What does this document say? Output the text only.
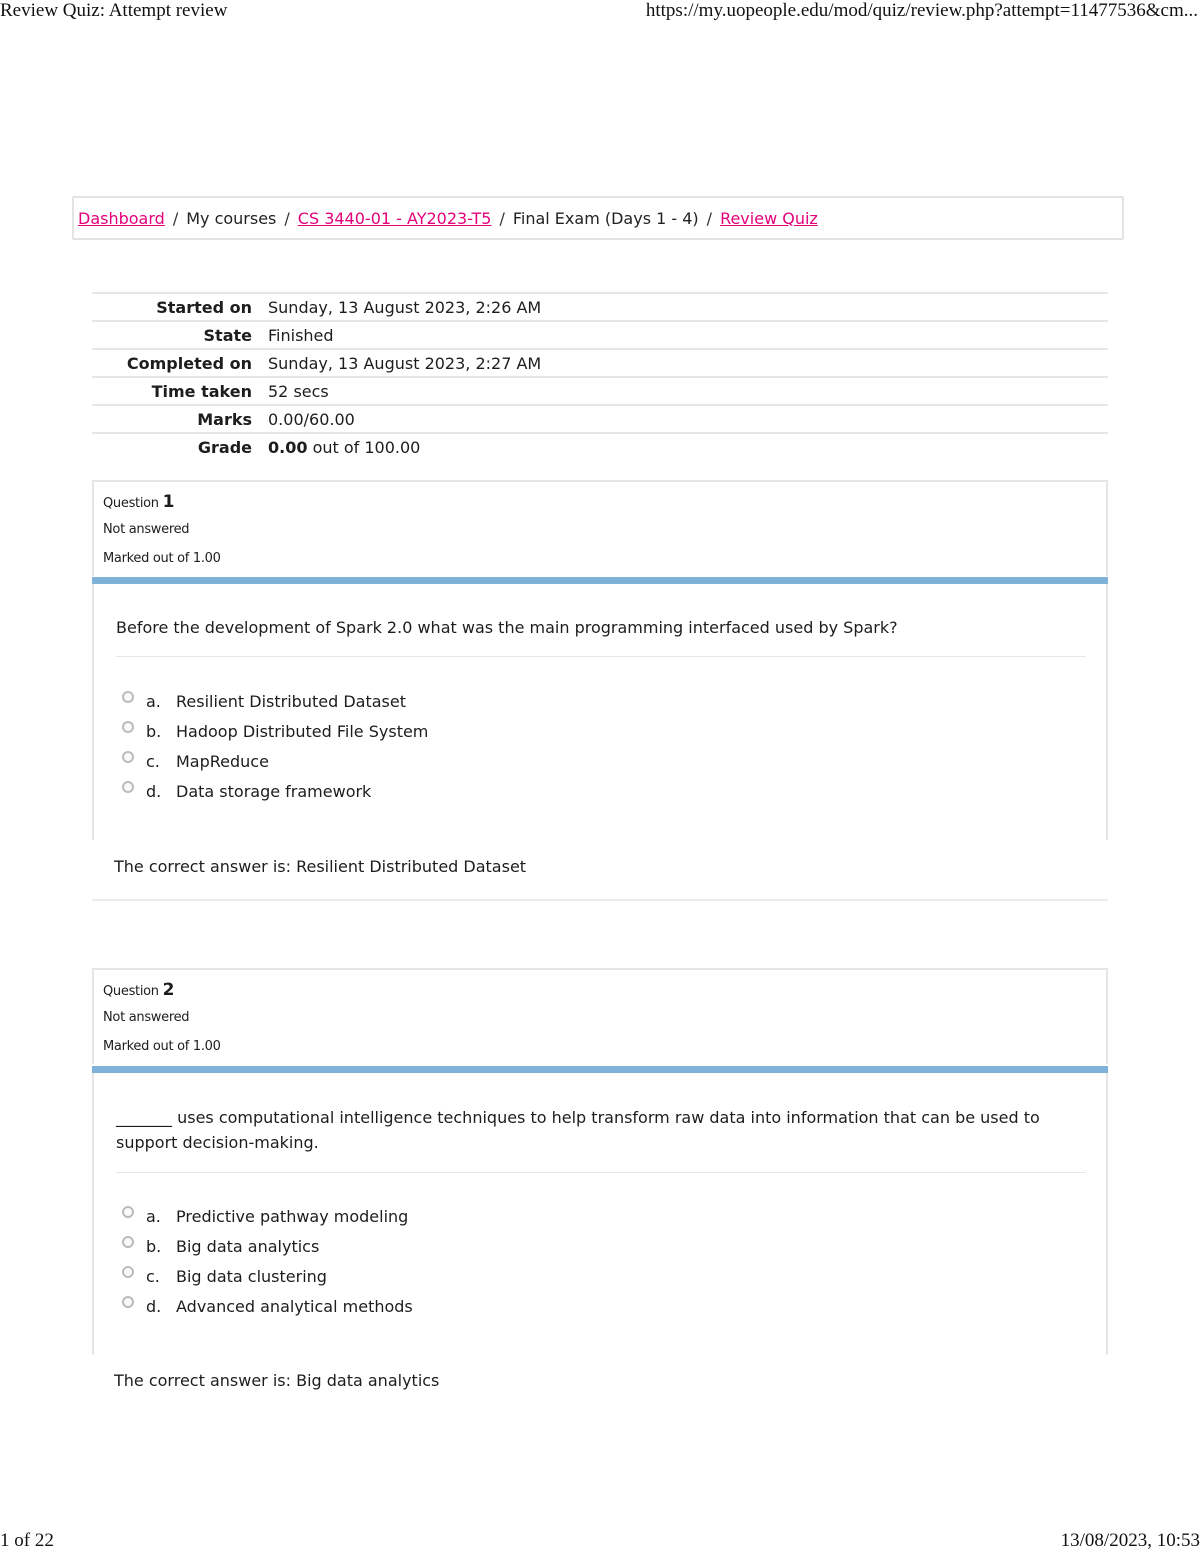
Review Quiz: Attempt review	https://my.uopeople.edu/mod/quiz/review.php?attempt=11477536&cm...
Dashboard / My courses / CS 3440-01 - AY2023-T5 / Final Exam (Days 1 - 4) / Review Quiz
Started on	Sunday, 13 August 2023, 2:26 AM
State	Finished
Completed on	Sunday, 13 August 2023, 2:27 AM
Time taken	52 secs
Marks	0.00/60.00
Grade	0.00 out of 100.00
Question 1
Not answered
Marked out of 1.00
Before the development of Spark 2.0 what was the main programming interfaced used by Spark?
a. Resilient Distributed Dataset
b. Hadoop Distributed File System
c.	MapReduce
d. Data storage framework
The correct answer is: Resilient Distributed Dataset
Question 2
Not answered
Marked out of 1.00
_______ uses computational intelligence techniques to help transform raw data into information that can be used to support decision-making.
a. Predictive pathway modeling
b. Big data analytics
c.	Big data clustering
d. Advanced analytical methods
The correct answer is: Big data analytics
1 of 22	13/08/2023, 10:53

DIRECTION
Output the records above exactly as they are, leaving out the pictures.

PROBLEM SOLUTION
What does this document say? Output the text only.
Review Quiz: Attempt review	https://my.uopeople.edu/mod/quiz/review.php?attempt=11477536&cm...
Dashboard / My courses / CS 3440-01 - AY2023-T5 / Final Exam (Days 1 - 4) / Review Quiz
Started on	Sunday, 13 August 2023, 2:26 AM
State	Finished
Completed on	Sunday, 13 August 2023, 2:27 AM
Time taken	52 secs
Marks	0.00/60.00
Grade	0.00 out of 100.00
Question 1
Not answered
Marked out of 1.00
Before the development of Spark 2.0 what was the main programming interfaced used by Spark?
a. Resilient Distributed Dataset
b. Hadoop Distributed File System
c.	MapReduce
d. Data storage framework
The correct answer is: Resilient Distributed Dataset
Question 2
Not answered
Marked out of 1.00
_______ uses computational intelligence techniques to help transform raw data into information that can be used to support decision-making.
a. Predictive pathway modeling
b. Big data analytics
c.	Big data clustering
d. Advanced analytical methods
The correct answer is: Big data analytics
1 of 22	13/08/2023, 10:53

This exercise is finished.